▸ **Instructions for the task**: Find each line holding "Патент" and copy it out.

▸ **Records for this task**:
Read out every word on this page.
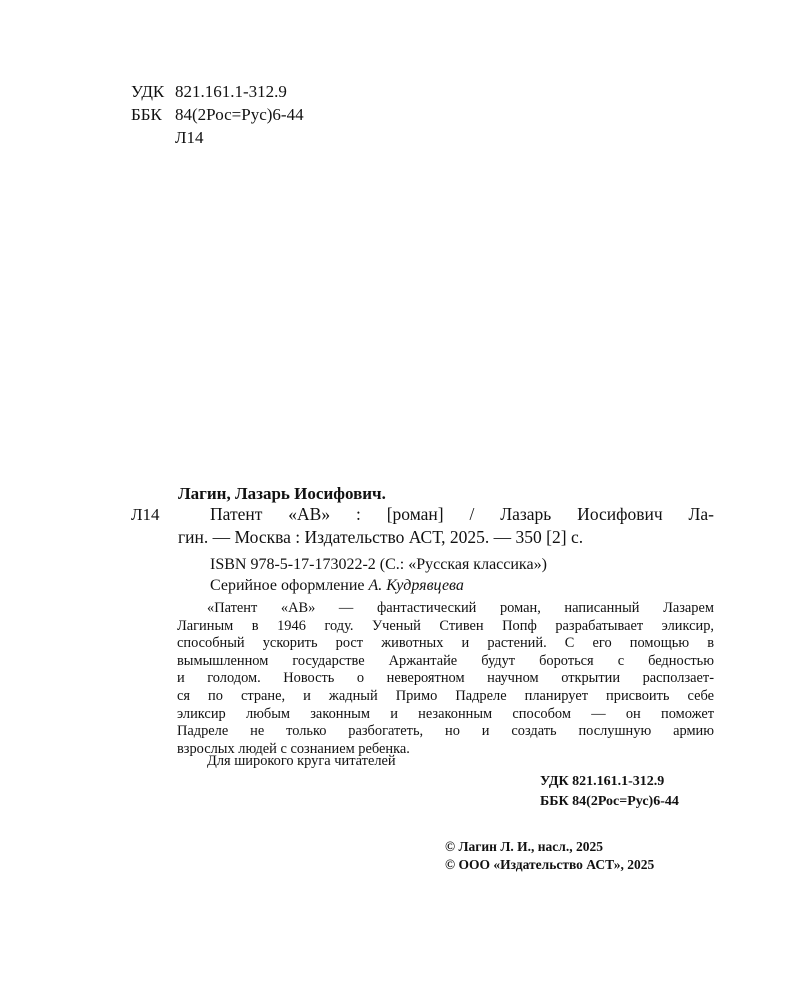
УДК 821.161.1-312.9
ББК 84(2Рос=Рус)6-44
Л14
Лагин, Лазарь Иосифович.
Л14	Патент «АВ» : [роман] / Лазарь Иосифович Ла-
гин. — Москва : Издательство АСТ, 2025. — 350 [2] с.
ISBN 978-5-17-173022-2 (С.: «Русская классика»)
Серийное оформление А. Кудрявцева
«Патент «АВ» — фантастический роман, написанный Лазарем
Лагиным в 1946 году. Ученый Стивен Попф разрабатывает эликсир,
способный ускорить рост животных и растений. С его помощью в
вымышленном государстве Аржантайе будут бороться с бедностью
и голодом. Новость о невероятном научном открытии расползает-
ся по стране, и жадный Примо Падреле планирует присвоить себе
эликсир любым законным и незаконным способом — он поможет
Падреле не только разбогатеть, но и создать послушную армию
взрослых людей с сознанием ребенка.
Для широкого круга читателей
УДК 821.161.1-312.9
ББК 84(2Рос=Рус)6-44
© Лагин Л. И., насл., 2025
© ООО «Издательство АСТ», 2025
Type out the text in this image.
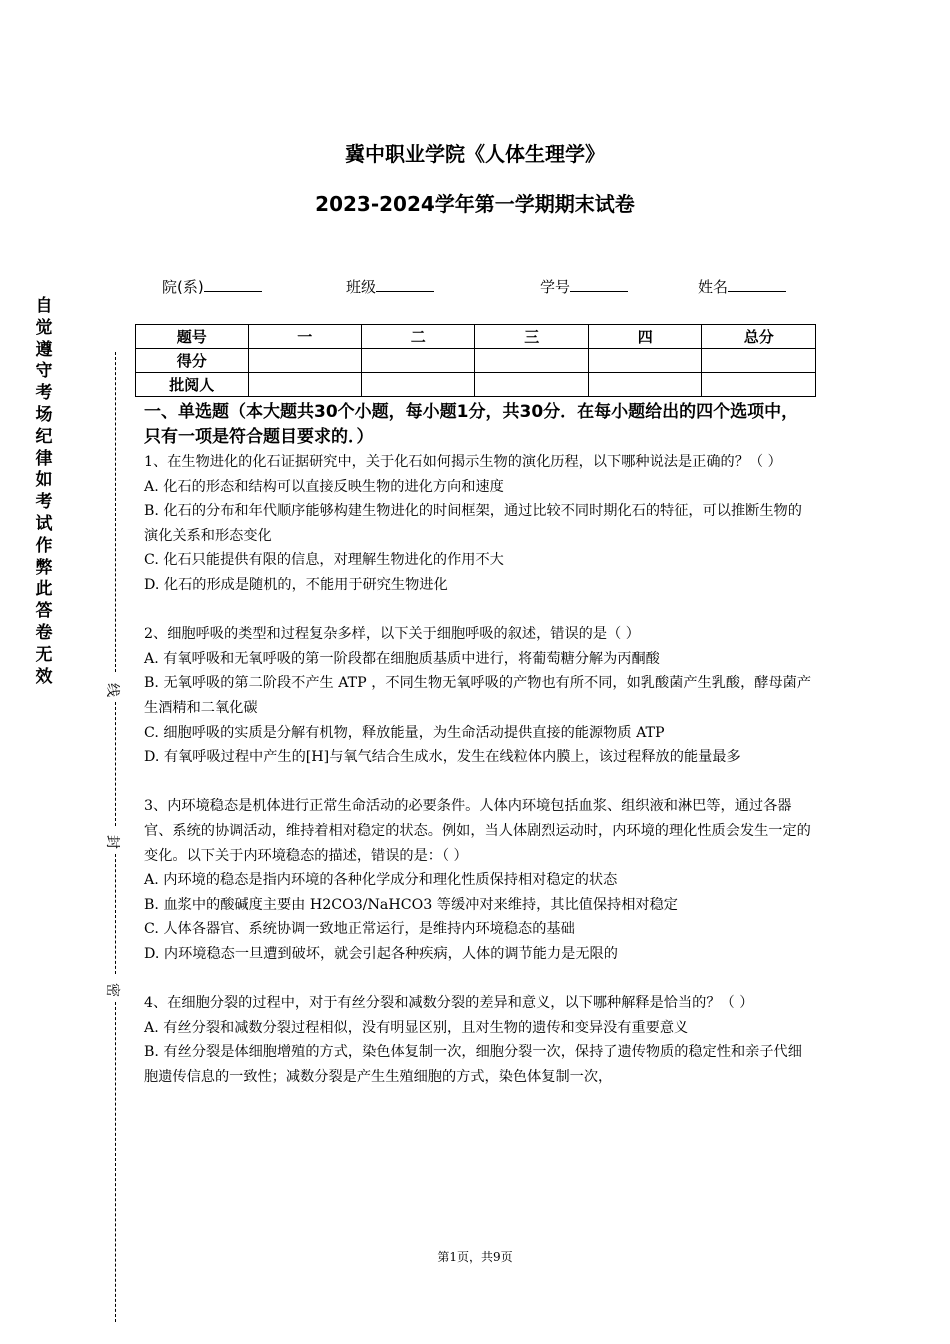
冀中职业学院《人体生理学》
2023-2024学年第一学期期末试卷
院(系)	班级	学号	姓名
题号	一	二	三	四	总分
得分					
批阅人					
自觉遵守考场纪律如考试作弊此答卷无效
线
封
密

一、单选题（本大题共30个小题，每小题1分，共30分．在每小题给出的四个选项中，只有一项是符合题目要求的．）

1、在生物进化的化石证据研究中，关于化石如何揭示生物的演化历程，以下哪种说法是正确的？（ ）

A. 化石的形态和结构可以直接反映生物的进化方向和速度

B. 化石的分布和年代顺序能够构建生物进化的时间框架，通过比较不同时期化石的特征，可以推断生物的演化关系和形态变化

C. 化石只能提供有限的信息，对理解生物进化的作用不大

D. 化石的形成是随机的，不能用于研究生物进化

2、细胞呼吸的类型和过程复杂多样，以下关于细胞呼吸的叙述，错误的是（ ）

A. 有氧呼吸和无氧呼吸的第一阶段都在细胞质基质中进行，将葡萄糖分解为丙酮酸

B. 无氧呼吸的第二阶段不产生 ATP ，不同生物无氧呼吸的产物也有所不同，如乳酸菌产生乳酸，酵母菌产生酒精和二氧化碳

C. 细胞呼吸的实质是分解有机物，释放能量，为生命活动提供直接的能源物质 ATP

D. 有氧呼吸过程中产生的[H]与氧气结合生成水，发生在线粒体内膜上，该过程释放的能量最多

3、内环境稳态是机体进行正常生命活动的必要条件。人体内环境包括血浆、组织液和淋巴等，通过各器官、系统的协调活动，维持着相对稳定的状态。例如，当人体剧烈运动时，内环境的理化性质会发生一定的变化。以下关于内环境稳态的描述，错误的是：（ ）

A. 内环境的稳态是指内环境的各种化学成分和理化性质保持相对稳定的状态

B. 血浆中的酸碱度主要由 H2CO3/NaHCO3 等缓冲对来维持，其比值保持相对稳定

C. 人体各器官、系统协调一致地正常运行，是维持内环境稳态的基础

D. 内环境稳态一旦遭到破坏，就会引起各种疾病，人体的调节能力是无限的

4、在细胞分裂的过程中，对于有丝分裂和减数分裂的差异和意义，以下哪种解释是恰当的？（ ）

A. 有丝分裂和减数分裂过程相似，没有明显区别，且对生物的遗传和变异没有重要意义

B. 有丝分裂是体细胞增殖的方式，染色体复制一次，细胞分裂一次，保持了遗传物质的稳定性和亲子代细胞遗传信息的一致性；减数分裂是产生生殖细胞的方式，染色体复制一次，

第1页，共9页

▸ **Solution**:
Л14	Патент «АВ» : [роман] / Лазарь Иосифович Ла-
«Патент «АВ» — фантастический роман, написанный Лазарем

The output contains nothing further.